━━━ Extracted records ━━━

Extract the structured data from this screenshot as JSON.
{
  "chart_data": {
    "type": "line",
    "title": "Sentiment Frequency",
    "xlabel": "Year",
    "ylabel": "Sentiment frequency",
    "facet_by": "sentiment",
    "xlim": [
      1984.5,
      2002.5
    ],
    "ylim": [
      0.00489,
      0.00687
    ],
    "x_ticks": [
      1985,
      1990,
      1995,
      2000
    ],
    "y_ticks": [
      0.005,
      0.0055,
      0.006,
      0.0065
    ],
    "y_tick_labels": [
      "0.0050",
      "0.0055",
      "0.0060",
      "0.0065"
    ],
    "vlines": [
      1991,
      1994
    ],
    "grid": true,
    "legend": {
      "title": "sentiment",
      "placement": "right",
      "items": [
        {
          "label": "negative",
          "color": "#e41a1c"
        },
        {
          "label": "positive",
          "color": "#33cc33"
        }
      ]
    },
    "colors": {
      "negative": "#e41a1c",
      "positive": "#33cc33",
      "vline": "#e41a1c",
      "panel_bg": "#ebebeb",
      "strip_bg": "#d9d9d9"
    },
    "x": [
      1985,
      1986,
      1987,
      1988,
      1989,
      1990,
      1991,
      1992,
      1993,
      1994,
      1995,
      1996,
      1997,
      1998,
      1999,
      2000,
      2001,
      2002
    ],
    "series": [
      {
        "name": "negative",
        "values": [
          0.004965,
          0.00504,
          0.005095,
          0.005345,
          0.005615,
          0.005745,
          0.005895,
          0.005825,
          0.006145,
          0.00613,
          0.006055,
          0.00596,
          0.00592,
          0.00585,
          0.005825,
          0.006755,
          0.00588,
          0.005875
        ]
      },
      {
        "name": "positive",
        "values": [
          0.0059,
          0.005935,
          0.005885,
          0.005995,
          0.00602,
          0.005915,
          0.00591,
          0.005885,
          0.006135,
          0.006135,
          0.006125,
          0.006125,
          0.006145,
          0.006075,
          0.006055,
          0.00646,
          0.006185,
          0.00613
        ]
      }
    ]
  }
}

━━━

Goal
Using the data above, return each line exactly as written.

Solution for this problem
Extract the structured data from this screenshot as JSON.
{
  "chart_data": {
    "type": "line",
    "title": "Sentiment Frequency",
    "xlabel": "Year",
    "ylabel": "Sentiment frequency",
    "facet_by": "sentiment",
    "xlim": [
      1984.5,
      2002.5
    ],
    "ylim": [
      0.00489,
      0.00687
    ],
    "x_ticks": [
      1985,
      1990,
      1995,
      2000
    ],
    "y_ticks": [
      0.005,
      0.0055,
      0.006,
      0.0065
    ],
    "y_tick_labels": [
      "0.0050",
      "0.0055",
      "0.0060",
      "0.0065"
    ],
    "vlines": [
      1991,
      1994
    ],
    "grid": true,
    "legend": {
      "title": "sentiment",
      "placement": "right",
      "items": [
        {
          "label": "negative",
          "color": "#e41a1c"
        },
        {
          "label": "positive",
          "color": "#33cc33"
        }
      ]
    },
    "colors": {
      "negative": "#e41a1c",
      "positive": "#33cc33",
      "vline": "#e41a1c",
      "panel_bg": "#ebebeb",
      "strip_bg": "#d9d9d9"
    },
    "x": [
      1985,
      1986,
      1987,
      1988,
      1989,
      1990,
      1991,
      1992,
      1993,
      1994,
      1995,
      1996,
      1997,
      1998,
      1999,
      2000,
      2001,
      2002
    ],
    "series": [
      {
        "name": "negative",
        "values": [
          0.004965,
          0.00504,
          0.005095,
          0.005345,
          0.005615,
          0.005745,
          0.005895,
          0.005825,
          0.006145,
          0.00613,
          0.006055,
          0.00596,
          0.00592,
          0.00585,
          0.005825,
          0.006755,
          0.00588,
          0.005875
        ]
      },
      {
        "name": "positive",
        "values": [
          0.0059,
          0.005935,
          0.005885,
          0.005995,
          0.00602,
          0.005915,
          0.00591,
          0.005885,
          0.006135,
          0.006135,
          0.006125,
          0.006125,
          0.006145,
          0.006075,
          0.006055,
          0.00646,
          0.006185,
          0.00613
        ]
      }
    ]
  }
}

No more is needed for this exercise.